*Given task:* Lines that contain the string "SEBASTIAN" are to be copied; leave out all others.

*Data for processing:*
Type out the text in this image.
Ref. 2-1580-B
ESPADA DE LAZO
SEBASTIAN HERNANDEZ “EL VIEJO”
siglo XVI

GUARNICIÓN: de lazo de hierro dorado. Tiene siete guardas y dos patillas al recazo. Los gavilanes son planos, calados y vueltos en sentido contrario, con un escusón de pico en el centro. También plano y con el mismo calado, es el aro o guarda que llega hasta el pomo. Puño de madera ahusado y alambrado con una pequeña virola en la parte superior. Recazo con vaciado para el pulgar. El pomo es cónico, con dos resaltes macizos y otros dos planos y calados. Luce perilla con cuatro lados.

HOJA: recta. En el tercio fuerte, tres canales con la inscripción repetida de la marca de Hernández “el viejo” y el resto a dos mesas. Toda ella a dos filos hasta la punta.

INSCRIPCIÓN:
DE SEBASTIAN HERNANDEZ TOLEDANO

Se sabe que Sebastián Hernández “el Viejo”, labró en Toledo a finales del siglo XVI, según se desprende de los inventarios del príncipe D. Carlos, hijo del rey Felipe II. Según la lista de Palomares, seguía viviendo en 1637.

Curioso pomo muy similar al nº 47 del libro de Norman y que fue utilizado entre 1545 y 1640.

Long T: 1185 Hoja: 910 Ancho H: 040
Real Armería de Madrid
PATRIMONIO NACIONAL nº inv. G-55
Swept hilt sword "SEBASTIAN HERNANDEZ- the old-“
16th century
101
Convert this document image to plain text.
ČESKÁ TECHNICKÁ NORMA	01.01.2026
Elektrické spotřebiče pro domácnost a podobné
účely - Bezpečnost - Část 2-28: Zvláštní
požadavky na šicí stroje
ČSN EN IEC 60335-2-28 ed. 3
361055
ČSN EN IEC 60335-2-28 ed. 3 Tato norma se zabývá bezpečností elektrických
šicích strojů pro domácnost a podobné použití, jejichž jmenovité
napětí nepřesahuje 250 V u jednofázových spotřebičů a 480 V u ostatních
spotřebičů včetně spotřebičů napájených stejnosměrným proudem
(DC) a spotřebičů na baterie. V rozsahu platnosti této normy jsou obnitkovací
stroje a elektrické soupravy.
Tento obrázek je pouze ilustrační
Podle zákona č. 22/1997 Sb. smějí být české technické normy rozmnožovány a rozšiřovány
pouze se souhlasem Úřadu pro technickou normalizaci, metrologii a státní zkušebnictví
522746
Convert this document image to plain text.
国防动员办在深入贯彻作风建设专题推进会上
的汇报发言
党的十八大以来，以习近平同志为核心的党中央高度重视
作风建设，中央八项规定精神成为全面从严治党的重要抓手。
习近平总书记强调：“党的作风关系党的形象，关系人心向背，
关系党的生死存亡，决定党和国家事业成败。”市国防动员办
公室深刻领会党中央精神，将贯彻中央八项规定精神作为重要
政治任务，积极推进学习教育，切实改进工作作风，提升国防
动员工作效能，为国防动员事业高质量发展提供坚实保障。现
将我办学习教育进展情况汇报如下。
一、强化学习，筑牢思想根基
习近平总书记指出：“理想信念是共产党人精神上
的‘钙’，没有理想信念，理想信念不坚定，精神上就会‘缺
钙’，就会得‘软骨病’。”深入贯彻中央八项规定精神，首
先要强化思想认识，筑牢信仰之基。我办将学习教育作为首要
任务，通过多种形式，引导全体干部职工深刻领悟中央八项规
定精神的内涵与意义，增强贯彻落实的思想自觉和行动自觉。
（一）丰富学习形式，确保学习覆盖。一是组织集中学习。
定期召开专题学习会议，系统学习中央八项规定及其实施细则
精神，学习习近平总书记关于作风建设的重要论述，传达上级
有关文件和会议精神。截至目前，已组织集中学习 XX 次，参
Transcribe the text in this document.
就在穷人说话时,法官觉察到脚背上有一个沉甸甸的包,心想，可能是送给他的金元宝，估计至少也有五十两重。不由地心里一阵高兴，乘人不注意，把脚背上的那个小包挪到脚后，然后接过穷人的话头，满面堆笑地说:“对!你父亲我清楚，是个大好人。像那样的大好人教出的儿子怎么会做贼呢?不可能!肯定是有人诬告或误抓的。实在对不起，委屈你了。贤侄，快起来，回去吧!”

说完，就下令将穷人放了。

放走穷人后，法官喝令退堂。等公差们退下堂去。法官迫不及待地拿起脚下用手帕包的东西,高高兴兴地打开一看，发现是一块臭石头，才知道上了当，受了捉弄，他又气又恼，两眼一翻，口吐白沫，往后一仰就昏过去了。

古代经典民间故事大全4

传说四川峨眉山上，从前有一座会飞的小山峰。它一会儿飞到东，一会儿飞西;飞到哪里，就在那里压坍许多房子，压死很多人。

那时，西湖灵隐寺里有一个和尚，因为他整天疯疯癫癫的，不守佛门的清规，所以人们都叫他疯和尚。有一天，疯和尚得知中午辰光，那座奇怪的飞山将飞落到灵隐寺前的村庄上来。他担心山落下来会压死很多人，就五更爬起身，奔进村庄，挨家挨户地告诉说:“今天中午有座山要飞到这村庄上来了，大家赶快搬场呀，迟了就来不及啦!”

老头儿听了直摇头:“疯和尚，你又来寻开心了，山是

*Exercise answer:*
SEBASTIAN HERNANDEZ “EL VIEJO”
DE SEBASTIAN HERNANDEZ TOLEDANO
Swept hilt sword "SEBASTIAN HERNANDEZ- the old-“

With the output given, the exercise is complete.